___ Record set
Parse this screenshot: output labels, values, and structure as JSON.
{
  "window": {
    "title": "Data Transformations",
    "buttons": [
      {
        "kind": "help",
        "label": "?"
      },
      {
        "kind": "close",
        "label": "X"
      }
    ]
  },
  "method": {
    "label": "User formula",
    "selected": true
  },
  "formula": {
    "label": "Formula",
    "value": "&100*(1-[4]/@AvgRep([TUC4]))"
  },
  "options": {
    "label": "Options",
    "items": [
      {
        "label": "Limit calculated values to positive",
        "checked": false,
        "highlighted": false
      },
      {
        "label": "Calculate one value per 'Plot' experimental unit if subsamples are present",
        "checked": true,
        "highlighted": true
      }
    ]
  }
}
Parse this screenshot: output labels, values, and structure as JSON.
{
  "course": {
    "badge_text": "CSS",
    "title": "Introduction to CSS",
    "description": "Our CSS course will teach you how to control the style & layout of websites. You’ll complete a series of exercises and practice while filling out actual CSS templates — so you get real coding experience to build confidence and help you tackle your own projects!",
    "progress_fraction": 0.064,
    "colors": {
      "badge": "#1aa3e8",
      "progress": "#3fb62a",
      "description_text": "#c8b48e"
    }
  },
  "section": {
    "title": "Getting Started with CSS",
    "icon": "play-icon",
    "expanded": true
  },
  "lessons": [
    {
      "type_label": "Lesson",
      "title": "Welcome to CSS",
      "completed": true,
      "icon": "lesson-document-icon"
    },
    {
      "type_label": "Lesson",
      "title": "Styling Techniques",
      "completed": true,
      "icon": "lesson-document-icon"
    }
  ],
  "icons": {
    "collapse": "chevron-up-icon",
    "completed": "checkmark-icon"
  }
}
______
Restate each record word for word.

Parse this screenshot: output labels, values, and structure as JSON.
{
  "window": {
    "title": "Data Transformations",
    "buttons": [
      {
        "kind": "help",
        "label": "?"
      },
      {
        "kind": "close",
        "label": "X"
      }
    ]
  },
  "method": {
    "label": "User formula",
    "selected": true
  },
  "formula": {
    "label": "Formula",
    "value": "&100*(1-[4]/@AvgRep([TUC4]))"
  },
  "options": {
    "label": "Options",
    "items": [
      {
        "label": "Limit calculated values to positive",
        "checked": false,
        "highlighted": false
      },
      {
        "label": "Calculate one value per 'Plot' experimental unit if subsamples are present",
        "checked": true,
        "highlighted": true
      }
    ]
  }
}
Parse this screenshot: output labels, values, and structure as JSON.
{
  "course": {
    "badge_text": "CSS",
    "title": "Introduction to CSS",
    "description": "Our CSS course will teach you how to control the style & layout of websites. You’ll complete a series of exercises and practice while filling out actual CSS templates — so you get real coding experience to build confidence and help you tackle your own projects!",
    "progress_fraction": 0.064,
    "colors": {
      "badge": "#1aa3e8",
      "progress": "#3fb62a",
      "description_text": "#c8b48e"
    }
  },
  "section": {
    "title": "Getting Started with CSS",
    "icon": "play-icon",
    "expanded": true
  },
  "lessons": [
    {
      "type_label": "Lesson",
      "title": "Welcome to CSS",
      "completed": true,
      "icon": "lesson-document-icon"
    },
    {
      "type_label": "Lesson",
      "title": "Styling Techniques",
      "completed": true,
      "icon": "lesson-document-icon"
    }
  ],
  "icons": {
    "collapse": "chevron-up-icon",
    "completed": "checkmark-icon"
  }
}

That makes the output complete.